Task goal
Write out every entry word for word.

Exercise materials
[START]

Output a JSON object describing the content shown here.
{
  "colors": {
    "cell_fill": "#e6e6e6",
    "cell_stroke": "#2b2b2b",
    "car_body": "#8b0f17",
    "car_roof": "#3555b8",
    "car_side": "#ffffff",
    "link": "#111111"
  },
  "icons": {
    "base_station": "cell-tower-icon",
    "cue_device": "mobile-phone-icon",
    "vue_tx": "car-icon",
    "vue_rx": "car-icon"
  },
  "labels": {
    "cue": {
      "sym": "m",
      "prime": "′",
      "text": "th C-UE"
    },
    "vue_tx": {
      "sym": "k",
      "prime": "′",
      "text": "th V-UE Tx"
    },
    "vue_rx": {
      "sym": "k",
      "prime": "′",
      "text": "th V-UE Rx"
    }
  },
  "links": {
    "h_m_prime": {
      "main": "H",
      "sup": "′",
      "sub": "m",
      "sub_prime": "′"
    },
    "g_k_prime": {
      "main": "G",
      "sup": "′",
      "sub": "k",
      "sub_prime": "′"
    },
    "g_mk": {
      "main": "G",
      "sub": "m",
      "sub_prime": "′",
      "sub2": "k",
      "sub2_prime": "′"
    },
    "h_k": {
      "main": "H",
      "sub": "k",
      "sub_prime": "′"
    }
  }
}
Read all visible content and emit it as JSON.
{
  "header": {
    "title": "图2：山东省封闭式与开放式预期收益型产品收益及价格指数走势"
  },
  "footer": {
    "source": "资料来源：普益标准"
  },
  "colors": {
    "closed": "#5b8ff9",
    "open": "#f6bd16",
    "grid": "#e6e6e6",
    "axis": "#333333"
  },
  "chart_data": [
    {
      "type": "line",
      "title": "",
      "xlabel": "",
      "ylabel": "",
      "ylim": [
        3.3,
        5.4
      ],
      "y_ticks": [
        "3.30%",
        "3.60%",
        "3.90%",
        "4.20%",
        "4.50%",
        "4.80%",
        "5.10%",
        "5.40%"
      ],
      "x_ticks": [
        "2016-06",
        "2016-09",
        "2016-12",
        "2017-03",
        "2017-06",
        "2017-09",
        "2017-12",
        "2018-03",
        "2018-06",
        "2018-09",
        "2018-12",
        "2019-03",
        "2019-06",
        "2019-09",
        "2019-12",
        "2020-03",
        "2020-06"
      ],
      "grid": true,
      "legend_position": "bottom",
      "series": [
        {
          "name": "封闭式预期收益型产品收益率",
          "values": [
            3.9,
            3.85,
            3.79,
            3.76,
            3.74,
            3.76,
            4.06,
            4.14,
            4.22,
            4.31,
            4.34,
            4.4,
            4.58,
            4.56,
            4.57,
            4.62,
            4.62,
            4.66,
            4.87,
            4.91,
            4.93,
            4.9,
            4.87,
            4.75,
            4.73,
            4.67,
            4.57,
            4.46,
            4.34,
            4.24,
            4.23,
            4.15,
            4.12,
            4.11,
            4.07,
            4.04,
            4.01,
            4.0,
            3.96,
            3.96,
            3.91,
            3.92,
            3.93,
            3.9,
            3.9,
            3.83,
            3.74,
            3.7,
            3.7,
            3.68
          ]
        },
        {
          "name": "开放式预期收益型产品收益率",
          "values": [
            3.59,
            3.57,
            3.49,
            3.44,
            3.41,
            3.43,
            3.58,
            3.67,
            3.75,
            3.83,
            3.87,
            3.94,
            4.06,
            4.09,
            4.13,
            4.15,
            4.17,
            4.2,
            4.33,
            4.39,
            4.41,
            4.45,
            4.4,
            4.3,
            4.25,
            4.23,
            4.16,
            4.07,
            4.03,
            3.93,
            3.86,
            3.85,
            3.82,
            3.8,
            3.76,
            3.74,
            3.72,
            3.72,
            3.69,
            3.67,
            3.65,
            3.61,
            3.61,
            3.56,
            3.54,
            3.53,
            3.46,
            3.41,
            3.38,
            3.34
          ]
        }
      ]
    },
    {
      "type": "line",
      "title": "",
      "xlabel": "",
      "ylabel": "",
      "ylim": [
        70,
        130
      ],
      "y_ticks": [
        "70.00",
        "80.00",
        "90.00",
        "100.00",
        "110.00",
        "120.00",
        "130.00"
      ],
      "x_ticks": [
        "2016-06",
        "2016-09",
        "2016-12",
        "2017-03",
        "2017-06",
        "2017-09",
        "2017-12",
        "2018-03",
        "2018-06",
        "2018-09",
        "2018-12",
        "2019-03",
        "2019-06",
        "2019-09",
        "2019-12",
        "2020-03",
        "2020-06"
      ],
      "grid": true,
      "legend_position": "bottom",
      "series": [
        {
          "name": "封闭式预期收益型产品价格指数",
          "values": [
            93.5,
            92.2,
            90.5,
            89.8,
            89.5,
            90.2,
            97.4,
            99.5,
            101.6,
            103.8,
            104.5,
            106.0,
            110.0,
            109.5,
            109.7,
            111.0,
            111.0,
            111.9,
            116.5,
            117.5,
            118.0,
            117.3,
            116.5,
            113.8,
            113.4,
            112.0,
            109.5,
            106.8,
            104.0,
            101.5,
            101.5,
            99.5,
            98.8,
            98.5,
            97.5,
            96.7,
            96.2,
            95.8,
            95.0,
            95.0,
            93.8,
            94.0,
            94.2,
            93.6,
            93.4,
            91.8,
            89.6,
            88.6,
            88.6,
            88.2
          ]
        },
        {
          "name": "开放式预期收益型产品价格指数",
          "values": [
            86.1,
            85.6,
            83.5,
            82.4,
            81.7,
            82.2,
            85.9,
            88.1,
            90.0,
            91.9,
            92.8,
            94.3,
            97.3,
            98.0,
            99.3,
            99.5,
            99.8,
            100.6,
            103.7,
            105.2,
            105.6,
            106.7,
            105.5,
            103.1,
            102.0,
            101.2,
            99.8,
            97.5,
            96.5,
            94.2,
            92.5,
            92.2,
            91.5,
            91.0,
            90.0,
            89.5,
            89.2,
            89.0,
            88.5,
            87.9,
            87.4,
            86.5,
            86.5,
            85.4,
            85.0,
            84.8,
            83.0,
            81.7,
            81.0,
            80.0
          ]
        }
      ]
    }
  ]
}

[END]

Result of this exercise
Output a JSON object describing the content shown here.
{
  "colors": {
    "cell_fill": "#e6e6e6",
    "cell_stroke": "#2b2b2b",
    "car_body": "#8b0f17",
    "car_roof": "#3555b8",
    "car_side": "#ffffff",
    "link": "#111111"
  },
  "icons": {
    "base_station": "cell-tower-icon",
    "cue_device": "mobile-phone-icon",
    "vue_tx": "car-icon",
    "vue_rx": "car-icon"
  },
  "labels": {
    "cue": {
      "sym": "m",
      "prime": "′",
      "text": "th C-UE"
    },
    "vue_tx": {
      "sym": "k",
      "prime": "′",
      "text": "th V-UE Tx"
    },
    "vue_rx": {
      "sym": "k",
      "prime": "′",
      "text": "th V-UE Rx"
    }
  },
  "links": {
    "h_m_prime": {
      "main": "H",
      "sup": "′",
      "sub": "m",
      "sub_prime": "′"
    },
    "g_k_prime": {
      "main": "G",
      "sup": "′",
      "sub": "k",
      "sub_prime": "′"
    },
    "g_mk": {
      "main": "G",
      "sub": "m",
      "sub_prime": "′",
      "sub2": "k",
      "sub2_prime": "′"
    },
    "h_k": {
      "main": "H",
      "sub": "k",
      "sub_prime": "′"
    }
  }
}
Read all visible content and emit it as JSON.
{
  "header": {
    "title": "图2：山东省封闭式与开放式预期收益型产品收益及价格指数走势"
  },
  "footer": {
    "source": "资料来源：普益标准"
  },
  "colors": {
    "closed": "#5b8ff9",
    "open": "#f6bd16",
    "grid": "#e6e6e6",
    "axis": "#333333"
  },
  "chart_data": [
    {
      "type": "line",
      "title": "",
      "xlabel": "",
      "ylabel": "",
      "ylim": [
        3.3,
        5.4
      ],
      "y_ticks": [
        "3.30%",
        "3.60%",
        "3.90%",
        "4.20%",
        "4.50%",
        "4.80%",
        "5.10%",
        "5.40%"
      ],
      "x_ticks": [
        "2016-06",
        "2016-09",
        "2016-12",
        "2017-03",
        "2017-06",
        "2017-09",
        "2017-12",
        "2018-03",
        "2018-06",
        "2018-09",
        "2018-12",
        "2019-03",
        "2019-06",
        "2019-09",
        "2019-12",
        "2020-03",
        "2020-06"
      ],
      "grid": true,
      "legend_position": "bottom",
      "series": [
        {
          "name": "封闭式预期收益型产品收益率",
          "values": [
            3.9,
            3.85,
            3.79,
            3.76,
            3.74,
            3.76,
            4.06,
            4.14,
            4.22,
            4.31,
            4.34,
            4.4,
            4.58,
            4.56,
            4.57,
            4.62,
            4.62,
            4.66,
            4.87,
            4.91,
            4.93,
            4.9,
            4.87,
            4.75,
            4.73,
            4.67,
            4.57,
            4.46,
            4.34,
            4.24,
            4.23,
            4.15,
            4.12,
            4.11,
            4.07,
            4.04,
            4.01,
            4.0,
            3.96,
            3.96,
            3.91,
            3.92,
            3.93,
            3.9,
            3.9,
            3.83,
            3.74,
            3.7,
            3.7,
            3.68
          ]
        },
        {
          "name": "开放式预期收益型产品收益率",
          "values": [
            3.59,
            3.57,
            3.49,
            3.44,
            3.41,
            3.43,
            3.58,
            3.67,
            3.75,
            3.83,
            3.87,
            3.94,
            4.06,
            4.09,
            4.13,
            4.15,
            4.17,
            4.2,
            4.33,
            4.39,
            4.41,
            4.45,
            4.4,
            4.3,
            4.25,
            4.23,
            4.16,
            4.07,
            4.03,
            3.93,
            3.86,
            3.85,
            3.82,
            3.8,
            3.76,
            3.74,
            3.72,
            3.72,
            3.69,
            3.67,
            3.65,
            3.61,
            3.61,
            3.56,
            3.54,
            3.53,
            3.46,
            3.41,
            3.38,
            3.34
          ]
        }
      ]
    },
    {
      "type": "line",
      "title": "",
      "xlabel": "",
      "ylabel": "",
      "ylim": [
        70,
        130
      ],
      "y_ticks": [
        "70.00",
        "80.00",
        "90.00",
        "100.00",
        "110.00",
        "120.00",
        "130.00"
      ],
      "x_ticks": [
        "2016-06",
        "2016-09",
        "2016-12",
        "2017-03",
        "2017-06",
        "2017-09",
        "2017-12",
        "2018-03",
        "2018-06",
        "2018-09",
        "2018-12",
        "2019-03",
        "2019-06",
        "2019-09",
        "2019-12",
        "2020-03",
        "2020-06"
      ],
      "grid": true,
      "legend_position": "bottom",
      "series": [
        {
          "name": "封闭式预期收益型产品价格指数",
          "values": [
            93.5,
            92.2,
            90.5,
            89.8,
            89.5,
            90.2,
            97.4,
            99.5,
            101.6,
            103.8,
            104.5,
            106.0,
            110.0,
            109.5,
            109.7,
            111.0,
            111.0,
            111.9,
            116.5,
            117.5,
            118.0,
            117.3,
            116.5,
            113.8,
            113.4,
            112.0,
            109.5,
            106.8,
            104.0,
            101.5,
            101.5,
            99.5,
            98.8,
            98.5,
            97.5,
            96.7,
            96.2,
            95.8,
            95.0,
            95.0,
            93.8,
            94.0,
            94.2,
            93.6,
            93.4,
            91.8,
            89.6,
            88.6,
            88.6,
            88.2
          ]
        },
        {
          "name": "开放式预期收益型产品价格指数",
          "values": [
            86.1,
            85.6,
            83.5,
            82.4,
            81.7,
            82.2,
            85.9,
            88.1,
            90.0,
            91.9,
            92.8,
            94.3,
            97.3,
            98.0,
            99.3,
            99.5,
            99.8,
            100.6,
            103.7,
            105.2,
            105.6,
            106.7,
            105.5,
            103.1,
            102.0,
            101.2,
            99.8,
            97.5,
            96.5,
            94.2,
            92.5,
            92.2,
            91.5,
            91.0,
            90.0,
            89.5,
            89.2,
            89.0,
            88.5,
            87.9,
            87.4,
            86.5,
            86.5,
            85.4,
            85.0,
            84.8,
            83.0,
            81.7,
            81.0,
            80.0
          ]
        }
      ]
    }
  ]
}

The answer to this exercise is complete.